• [Aim]: Transcribe the records below exactly as they appear, omitting any pictures.

+++

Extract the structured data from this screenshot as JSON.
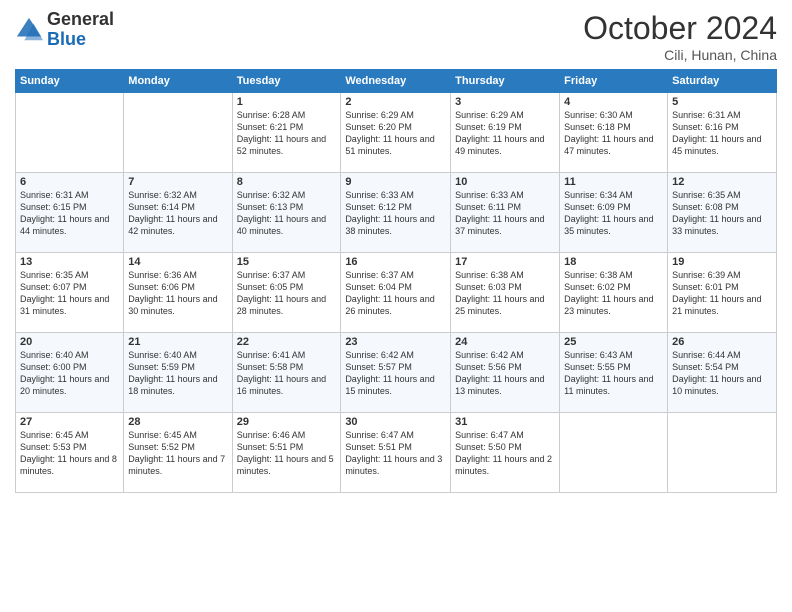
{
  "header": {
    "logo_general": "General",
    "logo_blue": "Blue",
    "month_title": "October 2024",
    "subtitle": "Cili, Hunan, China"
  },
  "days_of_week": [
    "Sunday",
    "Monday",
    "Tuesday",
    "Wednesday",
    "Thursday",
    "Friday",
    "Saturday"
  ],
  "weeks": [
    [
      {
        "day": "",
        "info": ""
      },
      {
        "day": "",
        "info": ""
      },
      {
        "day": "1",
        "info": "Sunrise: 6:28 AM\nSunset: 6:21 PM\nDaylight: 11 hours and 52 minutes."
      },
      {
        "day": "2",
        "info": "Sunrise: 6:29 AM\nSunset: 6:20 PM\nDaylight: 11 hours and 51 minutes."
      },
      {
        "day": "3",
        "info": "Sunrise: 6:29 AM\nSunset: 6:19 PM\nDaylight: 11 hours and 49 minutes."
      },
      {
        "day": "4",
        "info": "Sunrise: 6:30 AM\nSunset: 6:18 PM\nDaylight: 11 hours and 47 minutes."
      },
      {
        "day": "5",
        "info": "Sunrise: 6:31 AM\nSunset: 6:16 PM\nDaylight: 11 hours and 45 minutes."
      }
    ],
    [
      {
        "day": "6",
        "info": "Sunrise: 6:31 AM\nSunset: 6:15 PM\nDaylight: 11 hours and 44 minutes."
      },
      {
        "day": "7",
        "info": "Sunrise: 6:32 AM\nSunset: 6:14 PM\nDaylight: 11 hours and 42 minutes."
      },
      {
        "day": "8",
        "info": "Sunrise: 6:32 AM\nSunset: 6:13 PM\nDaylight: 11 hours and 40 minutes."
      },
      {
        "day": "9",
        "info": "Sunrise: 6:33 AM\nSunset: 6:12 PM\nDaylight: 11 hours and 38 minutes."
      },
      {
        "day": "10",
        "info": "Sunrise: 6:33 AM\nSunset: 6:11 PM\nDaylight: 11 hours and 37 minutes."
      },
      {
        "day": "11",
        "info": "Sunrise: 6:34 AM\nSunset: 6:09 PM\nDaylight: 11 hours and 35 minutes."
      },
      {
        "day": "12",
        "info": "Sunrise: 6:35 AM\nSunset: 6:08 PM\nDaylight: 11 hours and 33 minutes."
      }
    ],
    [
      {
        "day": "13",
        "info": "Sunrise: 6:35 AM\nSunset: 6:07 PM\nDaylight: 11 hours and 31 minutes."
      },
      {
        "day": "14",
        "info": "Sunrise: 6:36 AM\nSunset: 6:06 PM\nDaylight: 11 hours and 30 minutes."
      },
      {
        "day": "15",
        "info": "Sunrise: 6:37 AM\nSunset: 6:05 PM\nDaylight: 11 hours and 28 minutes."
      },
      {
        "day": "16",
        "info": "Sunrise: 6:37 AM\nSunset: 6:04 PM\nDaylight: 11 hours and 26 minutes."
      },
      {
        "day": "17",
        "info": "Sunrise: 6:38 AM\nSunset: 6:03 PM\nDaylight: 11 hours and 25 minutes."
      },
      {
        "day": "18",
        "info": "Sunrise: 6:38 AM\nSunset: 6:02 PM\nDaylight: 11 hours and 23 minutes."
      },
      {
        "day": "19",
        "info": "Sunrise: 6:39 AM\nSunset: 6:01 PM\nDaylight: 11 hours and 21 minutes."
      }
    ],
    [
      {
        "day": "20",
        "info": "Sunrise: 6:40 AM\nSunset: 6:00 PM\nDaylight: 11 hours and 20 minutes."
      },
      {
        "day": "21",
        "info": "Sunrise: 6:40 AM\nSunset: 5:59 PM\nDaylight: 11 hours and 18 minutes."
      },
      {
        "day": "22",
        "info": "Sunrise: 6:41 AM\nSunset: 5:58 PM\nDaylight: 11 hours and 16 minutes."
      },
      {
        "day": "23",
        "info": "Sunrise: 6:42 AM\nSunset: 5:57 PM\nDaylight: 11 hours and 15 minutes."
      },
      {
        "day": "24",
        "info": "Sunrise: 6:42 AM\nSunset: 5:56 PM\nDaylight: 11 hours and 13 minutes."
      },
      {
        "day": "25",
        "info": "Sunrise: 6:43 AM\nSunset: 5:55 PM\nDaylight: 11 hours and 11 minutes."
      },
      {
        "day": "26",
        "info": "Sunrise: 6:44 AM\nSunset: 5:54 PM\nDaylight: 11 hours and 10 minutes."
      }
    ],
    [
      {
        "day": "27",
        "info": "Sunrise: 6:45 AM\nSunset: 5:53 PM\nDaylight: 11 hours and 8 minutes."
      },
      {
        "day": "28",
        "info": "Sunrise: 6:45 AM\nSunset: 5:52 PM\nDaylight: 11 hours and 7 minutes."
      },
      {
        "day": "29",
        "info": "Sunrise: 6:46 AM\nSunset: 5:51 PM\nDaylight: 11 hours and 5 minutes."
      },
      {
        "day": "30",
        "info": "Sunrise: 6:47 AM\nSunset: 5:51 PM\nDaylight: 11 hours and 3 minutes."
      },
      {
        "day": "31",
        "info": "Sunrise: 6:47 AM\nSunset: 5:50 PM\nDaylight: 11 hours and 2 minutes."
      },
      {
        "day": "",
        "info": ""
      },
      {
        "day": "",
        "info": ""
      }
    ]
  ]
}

+++

• [Solved problem]:
Extract the structured data from this screenshot as JSON.
{
  "header": {
    "logo_general": "General",
    "logo_blue": "Blue",
    "month_title": "October 2024",
    "subtitle": "Cili, Hunan, China"
  },
  "days_of_week": [
    "Sunday",
    "Monday",
    "Tuesday",
    "Wednesday",
    "Thursday",
    "Friday",
    "Saturday"
  ],
  "weeks": [
    [
      {
        "day": "",
        "info": ""
      },
      {
        "day": "",
        "info": ""
      },
      {
        "day": "1",
        "info": "Sunrise: 6:28 AM\nSunset: 6:21 PM\nDaylight: 11 hours and 52 minutes."
      },
      {
        "day": "2",
        "info": "Sunrise: 6:29 AM\nSunset: 6:20 PM\nDaylight: 11 hours and 51 minutes."
      },
      {
        "day": "3",
        "info": "Sunrise: 6:29 AM\nSunset: 6:19 PM\nDaylight: 11 hours and 49 minutes."
      },
      {
        "day": "4",
        "info": "Sunrise: 6:30 AM\nSunset: 6:18 PM\nDaylight: 11 hours and 47 minutes."
      },
      {
        "day": "5",
        "info": "Sunrise: 6:31 AM\nSunset: 6:16 PM\nDaylight: 11 hours and 45 minutes."
      }
    ],
    [
      {
        "day": "6",
        "info": "Sunrise: 6:31 AM\nSunset: 6:15 PM\nDaylight: 11 hours and 44 minutes."
      },
      {
        "day": "7",
        "info": "Sunrise: 6:32 AM\nSunset: 6:14 PM\nDaylight: 11 hours and 42 minutes."
      },
      {
        "day": "8",
        "info": "Sunrise: 6:32 AM\nSunset: 6:13 PM\nDaylight: 11 hours and 40 minutes."
      },
      {
        "day": "9",
        "info": "Sunrise: 6:33 AM\nSunset: 6:12 PM\nDaylight: 11 hours and 38 minutes."
      },
      {
        "day": "10",
        "info": "Sunrise: 6:33 AM\nSunset: 6:11 PM\nDaylight: 11 hours and 37 minutes."
      },
      {
        "day": "11",
        "info": "Sunrise: 6:34 AM\nSunset: 6:09 PM\nDaylight: 11 hours and 35 minutes."
      },
      {
        "day": "12",
        "info": "Sunrise: 6:35 AM\nSunset: 6:08 PM\nDaylight: 11 hours and 33 minutes."
      }
    ],
    [
      {
        "day": "13",
        "info": "Sunrise: 6:35 AM\nSunset: 6:07 PM\nDaylight: 11 hours and 31 minutes."
      },
      {
        "day": "14",
        "info": "Sunrise: 6:36 AM\nSunset: 6:06 PM\nDaylight: 11 hours and 30 minutes."
      },
      {
        "day": "15",
        "info": "Sunrise: 6:37 AM\nSunset: 6:05 PM\nDaylight: 11 hours and 28 minutes."
      },
      {
        "day": "16",
        "info": "Sunrise: 6:37 AM\nSunset: 6:04 PM\nDaylight: 11 hours and 26 minutes."
      },
      {
        "day": "17",
        "info": "Sunrise: 6:38 AM\nSunset: 6:03 PM\nDaylight: 11 hours and 25 minutes."
      },
      {
        "day": "18",
        "info": "Sunrise: 6:38 AM\nSunset: 6:02 PM\nDaylight: 11 hours and 23 minutes."
      },
      {
        "day": "19",
        "info": "Sunrise: 6:39 AM\nSunset: 6:01 PM\nDaylight: 11 hours and 21 minutes."
      }
    ],
    [
      {
        "day": "20",
        "info": "Sunrise: 6:40 AM\nSunset: 6:00 PM\nDaylight: 11 hours and 20 minutes."
      },
      {
        "day": "21",
        "info": "Sunrise: 6:40 AM\nSunset: 5:59 PM\nDaylight: 11 hours and 18 minutes."
      },
      {
        "day": "22",
        "info": "Sunrise: 6:41 AM\nSunset: 5:58 PM\nDaylight: 11 hours and 16 minutes."
      },
      {
        "day": "23",
        "info": "Sunrise: 6:42 AM\nSunset: 5:57 PM\nDaylight: 11 hours and 15 minutes."
      },
      {
        "day": "24",
        "info": "Sunrise: 6:42 AM\nSunset: 5:56 PM\nDaylight: 11 hours and 13 minutes."
      },
      {
        "day": "25",
        "info": "Sunrise: 6:43 AM\nSunset: 5:55 PM\nDaylight: 11 hours and 11 minutes."
      },
      {
        "day": "26",
        "info": "Sunrise: 6:44 AM\nSunset: 5:54 PM\nDaylight: 11 hours and 10 minutes."
      }
    ],
    [
      {
        "day": "27",
        "info": "Sunrise: 6:45 AM\nSunset: 5:53 PM\nDaylight: 11 hours and 8 minutes."
      },
      {
        "day": "28",
        "info": "Sunrise: 6:45 AM\nSunset: 5:52 PM\nDaylight: 11 hours and 7 minutes."
      },
      {
        "day": "29",
        "info": "Sunrise: 6:46 AM\nSunset: 5:51 PM\nDaylight: 11 hours and 5 minutes."
      },
      {
        "day": "30",
        "info": "Sunrise: 6:47 AM\nSunset: 5:51 PM\nDaylight: 11 hours and 3 minutes."
      },
      {
        "day": "31",
        "info": "Sunrise: 6:47 AM\nSunset: 5:50 PM\nDaylight: 11 hours and 2 minutes."
      },
      {
        "day": "",
        "info": ""
      },
      {
        "day": "",
        "info": ""
      }
    ]
  ]
}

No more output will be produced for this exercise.